A block of data:
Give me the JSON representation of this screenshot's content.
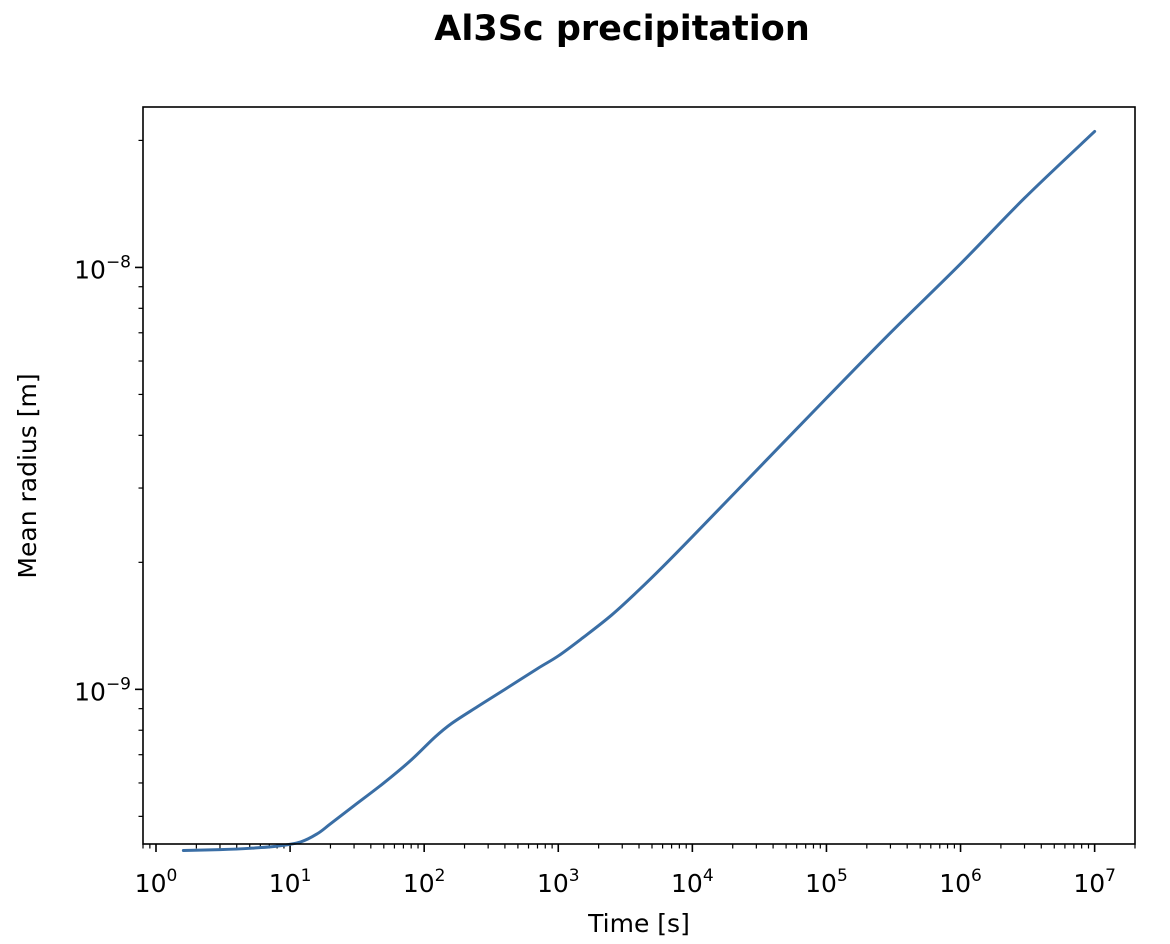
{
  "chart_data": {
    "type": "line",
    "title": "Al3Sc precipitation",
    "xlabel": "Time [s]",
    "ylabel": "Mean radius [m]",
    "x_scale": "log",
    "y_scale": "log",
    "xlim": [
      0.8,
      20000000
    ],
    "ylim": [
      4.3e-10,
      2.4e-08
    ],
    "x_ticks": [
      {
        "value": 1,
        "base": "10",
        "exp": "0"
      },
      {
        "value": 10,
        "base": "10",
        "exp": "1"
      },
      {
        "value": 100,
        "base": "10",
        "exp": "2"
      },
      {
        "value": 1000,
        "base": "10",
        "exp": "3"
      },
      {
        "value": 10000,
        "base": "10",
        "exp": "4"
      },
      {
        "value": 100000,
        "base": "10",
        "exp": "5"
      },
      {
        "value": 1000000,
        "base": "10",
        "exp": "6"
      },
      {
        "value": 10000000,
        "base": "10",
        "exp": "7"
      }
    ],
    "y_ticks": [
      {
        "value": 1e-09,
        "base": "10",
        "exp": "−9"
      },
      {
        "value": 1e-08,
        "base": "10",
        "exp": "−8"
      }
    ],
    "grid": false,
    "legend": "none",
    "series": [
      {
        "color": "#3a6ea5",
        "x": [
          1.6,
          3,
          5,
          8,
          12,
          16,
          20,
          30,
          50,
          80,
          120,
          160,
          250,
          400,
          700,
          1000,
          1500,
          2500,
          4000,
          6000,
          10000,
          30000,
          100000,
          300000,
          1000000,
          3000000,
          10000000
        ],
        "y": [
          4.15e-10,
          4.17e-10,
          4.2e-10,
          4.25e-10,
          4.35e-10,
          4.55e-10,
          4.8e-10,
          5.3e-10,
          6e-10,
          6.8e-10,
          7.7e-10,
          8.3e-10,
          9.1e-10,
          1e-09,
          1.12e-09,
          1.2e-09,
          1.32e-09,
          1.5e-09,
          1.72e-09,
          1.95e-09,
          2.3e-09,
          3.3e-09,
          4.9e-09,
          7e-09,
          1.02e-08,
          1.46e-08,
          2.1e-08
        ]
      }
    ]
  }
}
...
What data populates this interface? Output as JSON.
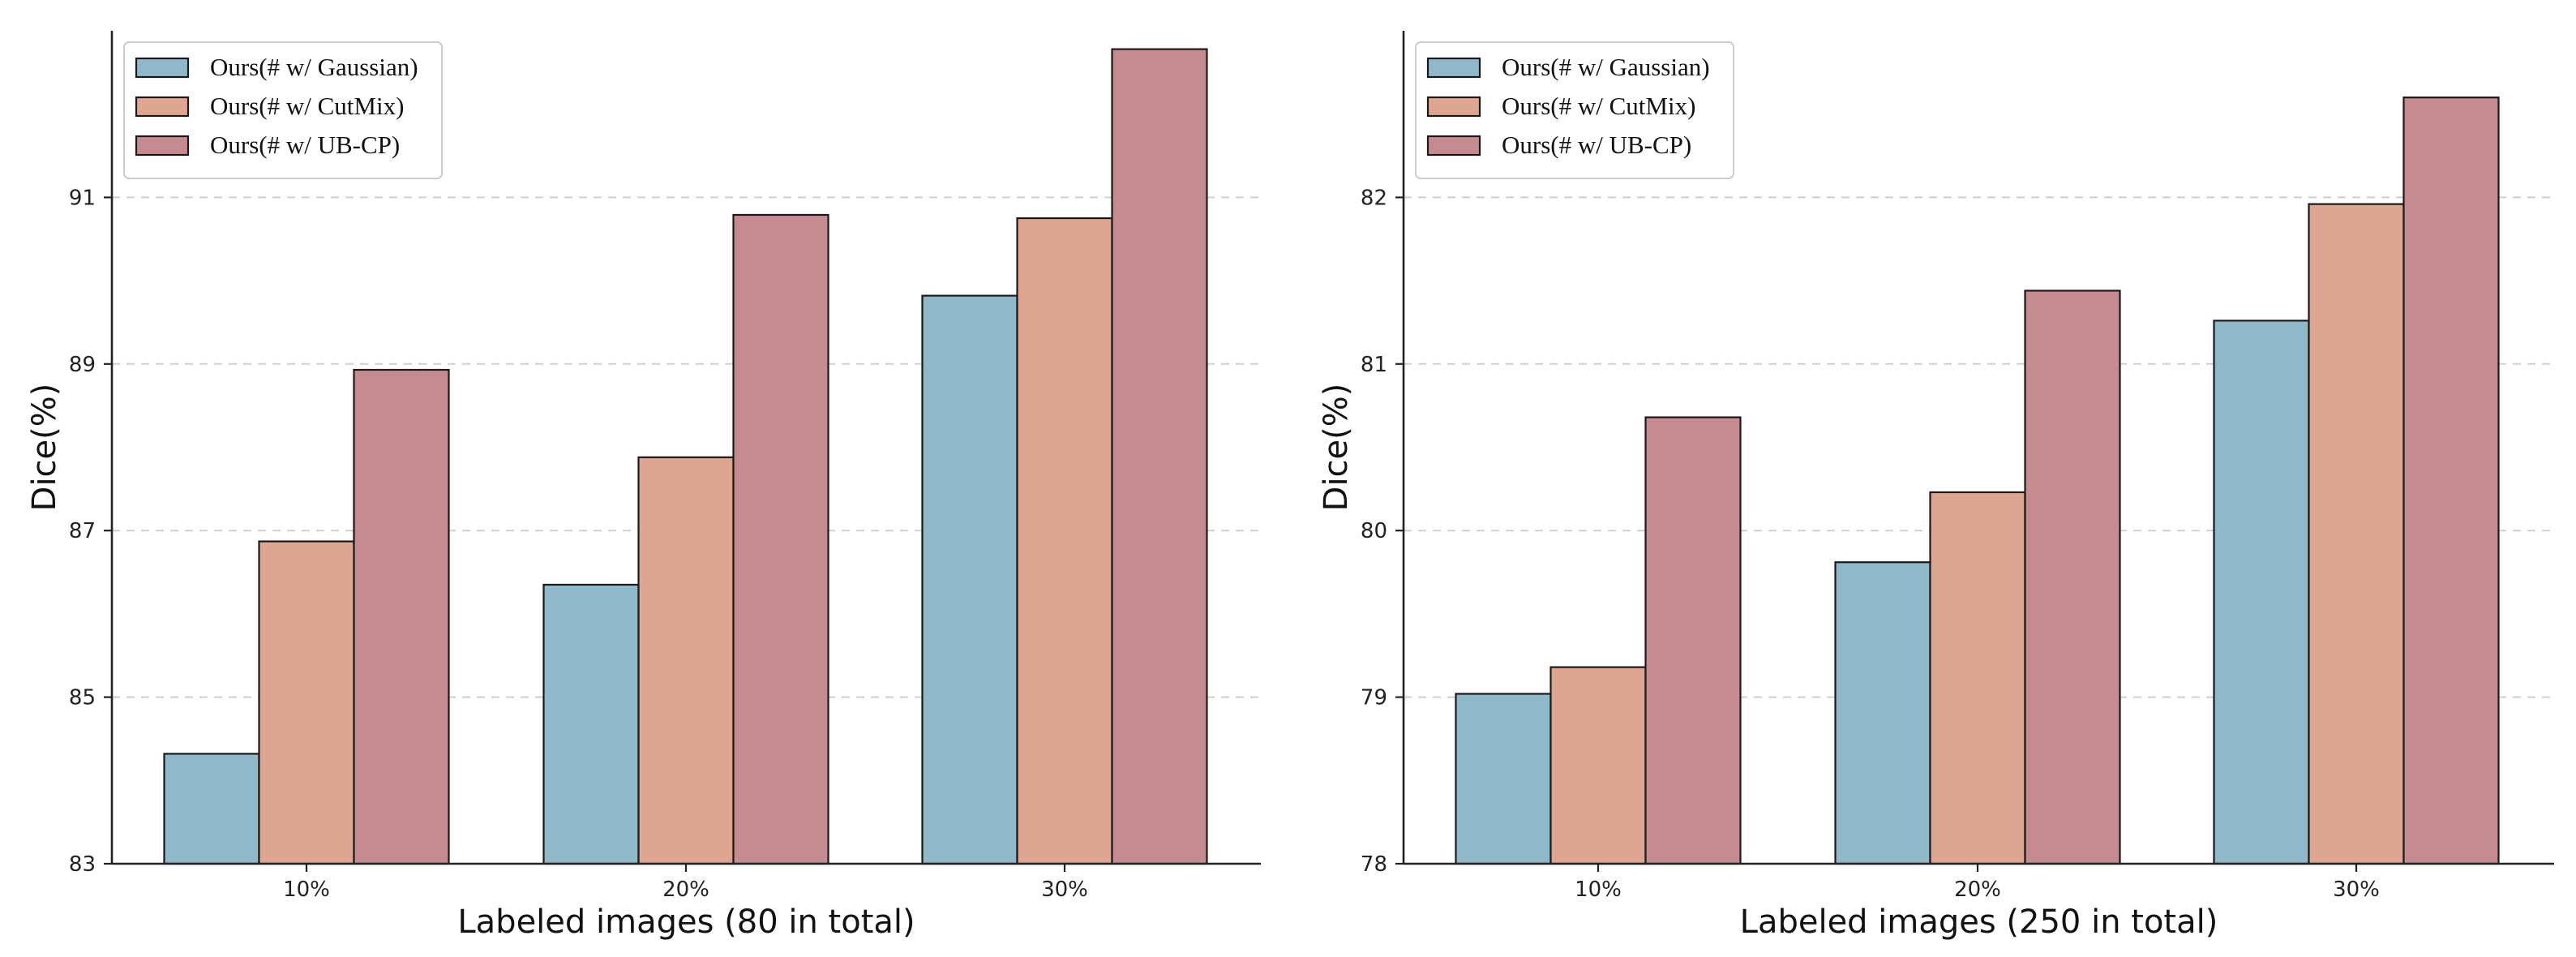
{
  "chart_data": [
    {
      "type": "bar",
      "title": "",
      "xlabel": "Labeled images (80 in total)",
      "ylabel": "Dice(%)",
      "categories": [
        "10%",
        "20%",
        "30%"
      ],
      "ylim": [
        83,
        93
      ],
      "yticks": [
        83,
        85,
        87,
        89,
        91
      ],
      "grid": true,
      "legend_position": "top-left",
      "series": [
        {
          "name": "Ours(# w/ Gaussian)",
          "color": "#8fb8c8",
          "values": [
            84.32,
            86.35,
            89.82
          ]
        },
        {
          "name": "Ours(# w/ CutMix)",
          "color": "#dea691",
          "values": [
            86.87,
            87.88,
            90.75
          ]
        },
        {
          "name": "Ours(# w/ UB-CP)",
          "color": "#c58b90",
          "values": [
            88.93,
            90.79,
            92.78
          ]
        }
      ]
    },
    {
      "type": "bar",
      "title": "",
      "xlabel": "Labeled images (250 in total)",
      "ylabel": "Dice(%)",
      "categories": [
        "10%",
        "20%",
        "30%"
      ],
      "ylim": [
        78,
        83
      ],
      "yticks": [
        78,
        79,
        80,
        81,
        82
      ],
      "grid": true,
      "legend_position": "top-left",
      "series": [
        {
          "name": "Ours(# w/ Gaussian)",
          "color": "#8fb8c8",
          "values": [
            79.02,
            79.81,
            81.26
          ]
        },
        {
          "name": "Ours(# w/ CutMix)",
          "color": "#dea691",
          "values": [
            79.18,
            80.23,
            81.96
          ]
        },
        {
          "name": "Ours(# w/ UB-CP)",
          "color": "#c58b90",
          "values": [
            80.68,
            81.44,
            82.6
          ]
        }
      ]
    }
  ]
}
==
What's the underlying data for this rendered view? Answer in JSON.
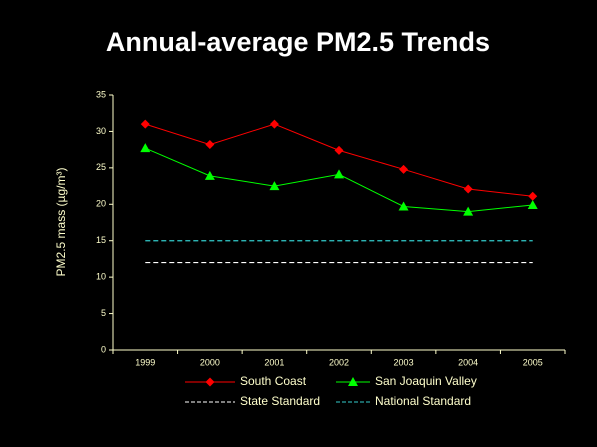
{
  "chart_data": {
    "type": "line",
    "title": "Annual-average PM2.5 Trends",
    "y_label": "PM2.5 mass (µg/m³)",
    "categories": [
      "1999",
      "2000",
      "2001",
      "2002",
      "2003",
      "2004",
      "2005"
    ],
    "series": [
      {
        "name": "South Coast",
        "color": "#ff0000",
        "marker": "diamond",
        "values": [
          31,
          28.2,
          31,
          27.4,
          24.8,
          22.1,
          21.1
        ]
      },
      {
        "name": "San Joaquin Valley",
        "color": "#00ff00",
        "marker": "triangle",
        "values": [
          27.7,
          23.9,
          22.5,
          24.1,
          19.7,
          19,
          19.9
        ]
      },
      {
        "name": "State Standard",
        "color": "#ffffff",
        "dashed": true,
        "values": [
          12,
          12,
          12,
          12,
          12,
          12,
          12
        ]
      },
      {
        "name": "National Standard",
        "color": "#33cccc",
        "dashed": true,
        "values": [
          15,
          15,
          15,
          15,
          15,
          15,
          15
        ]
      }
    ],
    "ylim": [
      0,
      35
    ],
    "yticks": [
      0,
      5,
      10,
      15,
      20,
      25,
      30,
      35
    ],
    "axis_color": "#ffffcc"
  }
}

- **What you will do**: Across the records, count the lines holding the string "title". Give the number and stop.

- **Solution**: 4